STATED PROBLEM: Output all of the records exactly as written.

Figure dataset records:

● ● ● ●

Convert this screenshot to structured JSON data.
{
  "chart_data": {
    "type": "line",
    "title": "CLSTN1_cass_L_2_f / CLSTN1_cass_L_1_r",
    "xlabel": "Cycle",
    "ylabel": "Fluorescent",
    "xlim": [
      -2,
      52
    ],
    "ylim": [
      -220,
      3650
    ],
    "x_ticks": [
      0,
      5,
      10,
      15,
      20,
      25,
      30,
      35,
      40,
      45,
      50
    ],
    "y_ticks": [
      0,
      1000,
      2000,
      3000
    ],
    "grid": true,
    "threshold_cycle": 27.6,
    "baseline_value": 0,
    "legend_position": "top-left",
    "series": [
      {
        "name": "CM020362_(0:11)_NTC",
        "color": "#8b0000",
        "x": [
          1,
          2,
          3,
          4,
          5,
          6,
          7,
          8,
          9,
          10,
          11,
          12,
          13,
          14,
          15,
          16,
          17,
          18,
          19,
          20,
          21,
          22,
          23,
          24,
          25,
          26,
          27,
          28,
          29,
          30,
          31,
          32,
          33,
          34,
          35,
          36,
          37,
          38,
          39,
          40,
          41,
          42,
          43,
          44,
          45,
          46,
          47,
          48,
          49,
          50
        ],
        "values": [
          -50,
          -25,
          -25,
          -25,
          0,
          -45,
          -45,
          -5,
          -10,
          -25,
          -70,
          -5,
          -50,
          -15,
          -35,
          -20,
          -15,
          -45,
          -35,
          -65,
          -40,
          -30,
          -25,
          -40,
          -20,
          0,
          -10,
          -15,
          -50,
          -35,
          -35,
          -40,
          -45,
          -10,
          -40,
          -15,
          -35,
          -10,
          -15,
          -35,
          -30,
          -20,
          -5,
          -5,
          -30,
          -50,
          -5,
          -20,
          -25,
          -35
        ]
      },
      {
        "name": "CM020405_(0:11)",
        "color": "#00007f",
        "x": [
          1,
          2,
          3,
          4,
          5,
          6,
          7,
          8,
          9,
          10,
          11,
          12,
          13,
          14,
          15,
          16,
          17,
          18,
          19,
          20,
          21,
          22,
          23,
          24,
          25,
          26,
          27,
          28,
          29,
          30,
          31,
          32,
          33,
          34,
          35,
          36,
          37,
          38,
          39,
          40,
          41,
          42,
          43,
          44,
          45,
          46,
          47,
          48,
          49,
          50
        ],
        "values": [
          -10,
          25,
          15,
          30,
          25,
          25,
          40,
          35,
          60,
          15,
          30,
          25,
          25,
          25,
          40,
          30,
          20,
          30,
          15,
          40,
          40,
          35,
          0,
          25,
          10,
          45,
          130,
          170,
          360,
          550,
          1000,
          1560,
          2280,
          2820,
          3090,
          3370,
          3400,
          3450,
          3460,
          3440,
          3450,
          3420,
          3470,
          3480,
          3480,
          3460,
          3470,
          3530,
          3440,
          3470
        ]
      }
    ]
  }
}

● ● ● ●

SOLUTION FOR THIS EXERCISE:
Convert this screenshot to structured JSON data.
{
  "chart_data": {
    "type": "line",
    "title": "CLSTN1_cass_L_2_f / CLSTN1_cass_L_1_r",
    "xlabel": "Cycle",
    "ylabel": "Fluorescent",
    "xlim": [
      -2,
      52
    ],
    "ylim": [
      -220,
      3650
    ],
    "x_ticks": [
      0,
      5,
      10,
      15,
      20,
      25,
      30,
      35,
      40,
      45,
      50
    ],
    "y_ticks": [
      0,
      1000,
      2000,
      3000
    ],
    "grid": true,
    "threshold_cycle": 27.6,
    "baseline_value": 0,
    "legend_position": "top-left",
    "series": [
      {
        "name": "CM020362_(0:11)_NTC",
        "color": "#8b0000",
        "x": [
          1,
          2,
          3,
          4,
          5,
          6,
          7,
          8,
          9,
          10,
          11,
          12,
          13,
          14,
          15,
          16,
          17,
          18,
          19,
          20,
          21,
          22,
          23,
          24,
          25,
          26,
          27,
          28,
          29,
          30,
          31,
          32,
          33,
          34,
          35,
          36,
          37,
          38,
          39,
          40,
          41,
          42,
          43,
          44,
          45,
          46,
          47,
          48,
          49,
          50
        ],
        "values": [
          -50,
          -25,
          -25,
          -25,
          0,
          -45,
          -45,
          -5,
          -10,
          -25,
          -70,
          -5,
          -50,
          -15,
          -35,
          -20,
          -15,
          -45,
          -35,
          -65,
          -40,
          -30,
          -25,
          -40,
          -20,
          0,
          -10,
          -15,
          -50,
          -35,
          -35,
          -40,
          -45,
          -10,
          -40,
          -15,
          -35,
          -10,
          -15,
          -35,
          -30,
          -20,
          -5,
          -5,
          -30,
          -50,
          -5,
          -20,
          -25,
          -35
        ]
      },
      {
        "name": "CM020405_(0:11)",
        "color": "#00007f",
        "x": [
          1,
          2,
          3,
          4,
          5,
          6,
          7,
          8,
          9,
          10,
          11,
          12,
          13,
          14,
          15,
          16,
          17,
          18,
          19,
          20,
          21,
          22,
          23,
          24,
          25,
          26,
          27,
          28,
          29,
          30,
          31,
          32,
          33,
          34,
          35,
          36,
          37,
          38,
          39,
          40,
          41,
          42,
          43,
          44,
          45,
          46,
          47,
          48,
          49,
          50
        ],
        "values": [
          -10,
          25,
          15,
          30,
          25,
          25,
          40,
          35,
          60,
          15,
          30,
          25,
          25,
          25,
          40,
          30,
          20,
          30,
          15,
          40,
          40,
          35,
          0,
          25,
          10,
          45,
          130,
          170,
          360,
          550,
          1000,
          1560,
          2280,
          2820,
          3090,
          3370,
          3400,
          3450,
          3460,
          3440,
          3450,
          3420,
          3470,
          3480,
          3480,
          3460,
          3470,
          3530,
          3440,
          3470
        ]
      }
    ]
  }
}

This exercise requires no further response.